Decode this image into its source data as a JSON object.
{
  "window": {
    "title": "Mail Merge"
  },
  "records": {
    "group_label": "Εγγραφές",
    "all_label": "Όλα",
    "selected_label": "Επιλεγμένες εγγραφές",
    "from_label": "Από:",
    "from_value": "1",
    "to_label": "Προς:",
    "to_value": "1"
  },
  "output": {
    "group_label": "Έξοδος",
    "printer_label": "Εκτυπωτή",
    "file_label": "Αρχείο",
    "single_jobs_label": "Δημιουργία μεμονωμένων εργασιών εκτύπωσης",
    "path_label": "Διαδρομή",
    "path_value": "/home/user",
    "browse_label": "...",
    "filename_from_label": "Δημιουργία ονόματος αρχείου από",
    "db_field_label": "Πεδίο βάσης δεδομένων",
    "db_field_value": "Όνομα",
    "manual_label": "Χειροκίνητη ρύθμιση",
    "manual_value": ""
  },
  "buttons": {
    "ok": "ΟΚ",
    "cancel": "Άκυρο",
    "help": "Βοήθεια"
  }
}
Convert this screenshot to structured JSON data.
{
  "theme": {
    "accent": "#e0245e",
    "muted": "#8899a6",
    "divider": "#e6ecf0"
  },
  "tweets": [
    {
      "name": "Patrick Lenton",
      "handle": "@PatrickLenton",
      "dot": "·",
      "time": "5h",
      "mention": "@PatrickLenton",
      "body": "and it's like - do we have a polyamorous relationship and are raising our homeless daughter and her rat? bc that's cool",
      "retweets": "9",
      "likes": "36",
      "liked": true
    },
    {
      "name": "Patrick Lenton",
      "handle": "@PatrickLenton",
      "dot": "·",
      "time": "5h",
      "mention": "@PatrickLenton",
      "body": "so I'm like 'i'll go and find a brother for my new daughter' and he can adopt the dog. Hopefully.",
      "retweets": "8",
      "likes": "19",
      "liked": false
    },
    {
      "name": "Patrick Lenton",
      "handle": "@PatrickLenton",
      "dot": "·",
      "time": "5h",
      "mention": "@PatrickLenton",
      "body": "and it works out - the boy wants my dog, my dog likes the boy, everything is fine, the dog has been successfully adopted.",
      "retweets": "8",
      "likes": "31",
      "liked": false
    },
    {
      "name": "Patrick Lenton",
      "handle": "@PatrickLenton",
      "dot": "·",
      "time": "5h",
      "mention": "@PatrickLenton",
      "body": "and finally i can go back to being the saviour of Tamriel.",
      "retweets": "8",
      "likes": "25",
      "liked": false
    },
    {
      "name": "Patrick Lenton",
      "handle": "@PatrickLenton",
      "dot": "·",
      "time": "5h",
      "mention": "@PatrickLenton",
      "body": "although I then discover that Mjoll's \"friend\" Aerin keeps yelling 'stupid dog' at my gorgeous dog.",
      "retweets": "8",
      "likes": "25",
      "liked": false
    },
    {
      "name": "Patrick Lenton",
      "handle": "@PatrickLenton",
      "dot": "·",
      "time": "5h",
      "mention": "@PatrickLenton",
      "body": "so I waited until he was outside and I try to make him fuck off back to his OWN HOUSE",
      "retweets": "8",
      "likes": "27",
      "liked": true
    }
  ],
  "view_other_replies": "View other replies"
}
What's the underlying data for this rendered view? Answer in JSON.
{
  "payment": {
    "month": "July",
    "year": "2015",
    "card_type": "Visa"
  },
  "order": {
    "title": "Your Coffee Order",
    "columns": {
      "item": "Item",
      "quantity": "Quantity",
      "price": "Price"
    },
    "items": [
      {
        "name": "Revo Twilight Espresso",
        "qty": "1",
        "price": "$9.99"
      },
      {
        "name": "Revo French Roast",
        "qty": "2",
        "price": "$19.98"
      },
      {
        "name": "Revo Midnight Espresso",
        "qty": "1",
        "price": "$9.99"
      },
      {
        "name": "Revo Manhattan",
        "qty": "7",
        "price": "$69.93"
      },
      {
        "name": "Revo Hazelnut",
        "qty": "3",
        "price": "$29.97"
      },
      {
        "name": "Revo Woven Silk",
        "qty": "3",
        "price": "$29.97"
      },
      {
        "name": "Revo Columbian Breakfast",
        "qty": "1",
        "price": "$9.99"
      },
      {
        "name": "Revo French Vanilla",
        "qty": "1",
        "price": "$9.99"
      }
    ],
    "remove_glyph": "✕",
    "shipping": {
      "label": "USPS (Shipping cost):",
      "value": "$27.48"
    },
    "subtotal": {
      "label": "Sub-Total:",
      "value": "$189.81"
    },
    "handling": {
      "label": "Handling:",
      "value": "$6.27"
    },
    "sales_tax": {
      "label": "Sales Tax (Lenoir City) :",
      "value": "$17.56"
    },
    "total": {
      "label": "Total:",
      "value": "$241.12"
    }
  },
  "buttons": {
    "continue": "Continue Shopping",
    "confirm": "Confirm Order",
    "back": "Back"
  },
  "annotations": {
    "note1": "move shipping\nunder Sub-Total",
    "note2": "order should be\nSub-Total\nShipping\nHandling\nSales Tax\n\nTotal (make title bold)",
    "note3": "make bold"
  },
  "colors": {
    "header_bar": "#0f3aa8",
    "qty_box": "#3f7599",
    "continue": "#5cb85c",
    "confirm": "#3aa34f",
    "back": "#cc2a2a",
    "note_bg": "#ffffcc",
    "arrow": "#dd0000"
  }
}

## GIVEN INSTRUCTION
Recopy all the lines exactly as they appear.

## THE COMPLETED TASK
Decode this image into its source data as a JSON object.
{
  "window": {
    "title": "Mail Merge"
  },
  "records": {
    "group_label": "Εγγραφές",
    "all_label": "Όλα",
    "selected_label": "Επιλεγμένες εγγραφές",
    "from_label": "Από:",
    "from_value": "1",
    "to_label": "Προς:",
    "to_value": "1"
  },
  "output": {
    "group_label": "Έξοδος",
    "printer_label": "Εκτυπωτή",
    "file_label": "Αρχείο",
    "single_jobs_label": "Δημιουργία μεμονωμένων εργασιών εκτύπωσης",
    "path_label": "Διαδρομή",
    "path_value": "/home/user",
    "browse_label": "...",
    "filename_from_label": "Δημιουργία ονόματος αρχείου από",
    "db_field_label": "Πεδίο βάσης δεδομένων",
    "db_field_value": "Όνομα",
    "manual_label": "Χειροκίνητη ρύθμιση",
    "manual_value": ""
  },
  "buttons": {
    "ok": "ΟΚ",
    "cancel": "Άκυρο",
    "help": "Βοήθεια"
  }
}
Convert this screenshot to structured JSON data.
{
  "theme": {
    "accent": "#e0245e",
    "muted": "#8899a6",
    "divider": "#e6ecf0"
  },
  "tweets": [
    {
      "name": "Patrick Lenton",
      "handle": "@PatrickLenton",
      "dot": "·",
      "time": "5h",
      "mention": "@PatrickLenton",
      "body": "and it's like - do we have a polyamorous relationship and are raising our homeless daughter and her rat? bc that's cool",
      "retweets": "9",
      "likes": "36",
      "liked": true
    },
    {
      "name": "Patrick Lenton",
      "handle": "@PatrickLenton",
      "dot": "·",
      "time": "5h",
      "mention": "@PatrickLenton",
      "body": "so I'm like 'i'll go and find a brother for my new daughter' and he can adopt the dog. Hopefully.",
      "retweets": "8",
      "likes": "19",
      "liked": false
    },
    {
      "name": "Patrick Lenton",
      "handle": "@PatrickLenton",
      "dot": "·",
      "time": "5h",
      "mention": "@PatrickLenton",
      "body": "and it works out - the boy wants my dog, my dog likes the boy, everything is fine, the dog has been successfully adopted.",
      "retweets": "8",
      "likes": "31",
      "liked": false
    },
    {
      "name": "Patrick Lenton",
      "handle": "@PatrickLenton",
      "dot": "·",
      "time": "5h",
      "mention": "@PatrickLenton",
      "body": "and finally i can go back to being the saviour of Tamriel.",
      "retweets": "8",
      "likes": "25",
      "liked": false
    },
    {
      "name": "Patrick Lenton",
      "handle": "@PatrickLenton",
      "dot": "·",
      "time": "5h",
      "mention": "@PatrickLenton",
      "body": "although I then discover that Mjoll's \"friend\" Aerin keeps yelling 'stupid dog' at my gorgeous dog.",
      "retweets": "8",
      "likes": "25",
      "liked": false
    },
    {
      "name": "Patrick Lenton",
      "handle": "@PatrickLenton",
      "dot": "·",
      "time": "5h",
      "mention": "@PatrickLenton",
      "body": "so I waited until he was outside and I try to make him fuck off back to his OWN HOUSE",
      "retweets": "8",
      "likes": "27",
      "liked": true
    }
  ],
  "view_other_replies": "View other replies"
}
What's the underlying data for this rendered view? Answer in JSON.
{
  "payment": {
    "month": "July",
    "year": "2015",
    "card_type": "Visa"
  },
  "order": {
    "title": "Your Coffee Order",
    "columns": {
      "item": "Item",
      "quantity": "Quantity",
      "price": "Price"
    },
    "items": [
      {
        "name": "Revo Twilight Espresso",
        "qty": "1",
        "price": "$9.99"
      },
      {
        "name": "Revo French Roast",
        "qty": "2",
        "price": "$19.98"
      },
      {
        "name": "Revo Midnight Espresso",
        "qty": "1",
        "price": "$9.99"
      },
      {
        "name": "Revo Manhattan",
        "qty": "7",
        "price": "$69.93"
      },
      {
        "name": "Revo Hazelnut",
        "qty": "3",
        "price": "$29.97"
      },
      {
        "name": "Revo Woven Silk",
        "qty": "3",
        "price": "$29.97"
      },
      {
        "name": "Revo Columbian Breakfast",
        "qty": "1",
        "price": "$9.99"
      },
      {
        "name": "Revo French Vanilla",
        "qty": "1",
        "price": "$9.99"
      }
    ],
    "remove_glyph": "✕",
    "shipping": {
      "label": "USPS (Shipping cost):",
      "value": "$27.48"
    },
    "subtotal": {
      "label": "Sub-Total:",
      "value": "$189.81"
    },
    "handling": {
      "label": "Handling:",
      "value": "$6.27"
    },
    "sales_tax": {
      "label": "Sales Tax (Lenoir City) :",
      "value": "$17.56"
    },
    "total": {
      "label": "Total:",
      "value": "$241.12"
    }
  },
  "buttons": {
    "continue": "Continue Shopping",
    "confirm": "Confirm Order",
    "back": "Back"
  },
  "annotations": {
    "note1": "move shipping\nunder Sub-Total",
    "note2": "order should be\nSub-Total\nShipping\nHandling\nSales Tax\n\nTotal (make title bold)",
    "note3": "make bold"
  },
  "colors": {
    "header_bar": "#0f3aa8",
    "qty_box": "#3f7599",
    "continue": "#5cb85c",
    "confirm": "#3aa34f",
    "back": "#cc2a2a",
    "note_bg": "#ffffcc",
    "arrow": "#dd0000"
  }
}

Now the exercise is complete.